> _TASK GOAL_: Go through the listing beneath this task and return every line that carries the string "image".

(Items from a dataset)
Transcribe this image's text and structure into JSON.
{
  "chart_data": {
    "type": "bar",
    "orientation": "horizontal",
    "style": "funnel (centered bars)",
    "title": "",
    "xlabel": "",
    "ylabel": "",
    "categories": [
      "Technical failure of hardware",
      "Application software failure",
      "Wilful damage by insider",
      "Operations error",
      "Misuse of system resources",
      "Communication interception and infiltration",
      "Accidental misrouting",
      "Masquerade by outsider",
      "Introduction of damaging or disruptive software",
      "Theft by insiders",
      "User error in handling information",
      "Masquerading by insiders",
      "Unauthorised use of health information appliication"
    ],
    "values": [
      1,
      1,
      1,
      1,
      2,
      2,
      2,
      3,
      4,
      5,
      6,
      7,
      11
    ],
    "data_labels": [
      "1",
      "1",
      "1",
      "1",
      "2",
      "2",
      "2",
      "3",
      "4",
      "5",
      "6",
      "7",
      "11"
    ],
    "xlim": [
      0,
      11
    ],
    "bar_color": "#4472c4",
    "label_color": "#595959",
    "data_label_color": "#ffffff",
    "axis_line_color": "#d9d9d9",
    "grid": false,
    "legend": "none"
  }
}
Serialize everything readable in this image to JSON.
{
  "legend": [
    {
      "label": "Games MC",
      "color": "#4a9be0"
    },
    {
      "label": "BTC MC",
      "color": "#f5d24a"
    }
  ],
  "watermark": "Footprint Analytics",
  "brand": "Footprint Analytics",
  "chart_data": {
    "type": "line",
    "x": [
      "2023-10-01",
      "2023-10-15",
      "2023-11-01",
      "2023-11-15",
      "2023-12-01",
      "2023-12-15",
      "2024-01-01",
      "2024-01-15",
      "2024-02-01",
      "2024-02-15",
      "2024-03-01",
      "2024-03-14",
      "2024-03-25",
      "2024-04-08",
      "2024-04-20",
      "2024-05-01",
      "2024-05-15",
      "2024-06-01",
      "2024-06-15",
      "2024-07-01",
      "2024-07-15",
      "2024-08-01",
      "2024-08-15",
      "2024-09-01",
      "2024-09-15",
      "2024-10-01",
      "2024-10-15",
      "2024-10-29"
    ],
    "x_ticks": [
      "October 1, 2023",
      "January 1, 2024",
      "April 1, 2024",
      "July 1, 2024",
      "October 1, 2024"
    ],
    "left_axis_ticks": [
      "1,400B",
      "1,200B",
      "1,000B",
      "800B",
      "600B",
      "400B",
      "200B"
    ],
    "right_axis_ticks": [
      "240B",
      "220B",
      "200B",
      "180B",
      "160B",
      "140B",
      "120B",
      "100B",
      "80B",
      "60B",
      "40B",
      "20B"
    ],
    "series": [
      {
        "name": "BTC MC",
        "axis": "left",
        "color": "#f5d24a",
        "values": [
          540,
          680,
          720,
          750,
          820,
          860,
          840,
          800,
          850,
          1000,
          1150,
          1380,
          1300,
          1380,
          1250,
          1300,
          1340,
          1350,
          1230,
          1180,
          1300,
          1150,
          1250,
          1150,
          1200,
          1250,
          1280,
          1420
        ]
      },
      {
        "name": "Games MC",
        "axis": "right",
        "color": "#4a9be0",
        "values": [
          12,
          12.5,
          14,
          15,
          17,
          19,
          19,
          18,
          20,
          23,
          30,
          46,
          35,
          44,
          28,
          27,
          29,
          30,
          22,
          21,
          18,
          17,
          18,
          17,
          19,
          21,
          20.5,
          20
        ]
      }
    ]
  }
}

> _REPLY TO THE TASK_:
Transcribe this image's text and structure into JSON.
Serialize everything readable in this image to JSON.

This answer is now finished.